===== DATASET ENTRIES =====
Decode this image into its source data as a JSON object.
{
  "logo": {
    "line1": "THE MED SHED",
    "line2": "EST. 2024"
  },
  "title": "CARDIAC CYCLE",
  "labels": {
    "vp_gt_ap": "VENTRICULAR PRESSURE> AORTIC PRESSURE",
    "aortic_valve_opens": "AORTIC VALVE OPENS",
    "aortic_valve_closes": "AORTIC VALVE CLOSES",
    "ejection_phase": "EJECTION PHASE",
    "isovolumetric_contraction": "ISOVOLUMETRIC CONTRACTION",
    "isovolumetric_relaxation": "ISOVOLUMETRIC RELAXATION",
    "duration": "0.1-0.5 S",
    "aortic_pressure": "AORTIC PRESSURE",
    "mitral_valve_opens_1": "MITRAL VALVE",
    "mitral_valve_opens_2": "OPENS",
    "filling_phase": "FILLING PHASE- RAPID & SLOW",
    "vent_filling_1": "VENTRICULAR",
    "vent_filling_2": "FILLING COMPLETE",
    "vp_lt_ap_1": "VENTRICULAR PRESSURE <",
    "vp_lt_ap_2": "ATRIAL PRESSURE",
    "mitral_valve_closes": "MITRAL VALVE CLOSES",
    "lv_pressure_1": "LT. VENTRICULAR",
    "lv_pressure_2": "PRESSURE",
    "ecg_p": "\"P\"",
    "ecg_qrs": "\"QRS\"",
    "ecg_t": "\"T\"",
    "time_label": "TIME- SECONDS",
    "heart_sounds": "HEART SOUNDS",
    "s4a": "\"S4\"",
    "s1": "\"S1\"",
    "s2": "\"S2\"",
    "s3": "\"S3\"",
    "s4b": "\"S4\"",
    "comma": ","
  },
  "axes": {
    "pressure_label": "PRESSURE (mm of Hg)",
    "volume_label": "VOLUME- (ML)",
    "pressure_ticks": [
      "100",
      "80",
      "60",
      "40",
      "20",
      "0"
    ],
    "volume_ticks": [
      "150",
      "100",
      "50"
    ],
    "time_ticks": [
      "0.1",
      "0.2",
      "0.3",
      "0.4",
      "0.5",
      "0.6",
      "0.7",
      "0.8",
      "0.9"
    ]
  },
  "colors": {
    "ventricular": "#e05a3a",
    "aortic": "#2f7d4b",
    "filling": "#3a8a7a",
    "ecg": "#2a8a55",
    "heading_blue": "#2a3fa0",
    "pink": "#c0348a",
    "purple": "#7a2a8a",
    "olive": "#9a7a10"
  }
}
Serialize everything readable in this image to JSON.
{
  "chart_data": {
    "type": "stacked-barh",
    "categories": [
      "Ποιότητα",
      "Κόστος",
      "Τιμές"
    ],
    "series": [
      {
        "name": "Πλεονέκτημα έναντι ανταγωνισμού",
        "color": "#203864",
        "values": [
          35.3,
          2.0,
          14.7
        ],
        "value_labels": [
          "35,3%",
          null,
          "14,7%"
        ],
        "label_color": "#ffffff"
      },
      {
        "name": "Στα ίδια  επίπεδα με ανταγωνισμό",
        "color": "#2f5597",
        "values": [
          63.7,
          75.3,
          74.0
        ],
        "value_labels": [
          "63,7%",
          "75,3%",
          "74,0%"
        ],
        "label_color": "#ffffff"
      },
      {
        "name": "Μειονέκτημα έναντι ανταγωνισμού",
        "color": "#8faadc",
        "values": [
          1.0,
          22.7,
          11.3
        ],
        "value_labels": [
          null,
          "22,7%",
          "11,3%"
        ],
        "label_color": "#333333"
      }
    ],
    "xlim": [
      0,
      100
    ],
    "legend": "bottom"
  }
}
=====
Using the entries above, return each line that includes the word "έναντι".

        "name": "Πλεονέκτημα έναντι ανταγωνισμού",
        "name": "Μειονέκτημα έναντι ανταγωνισμού",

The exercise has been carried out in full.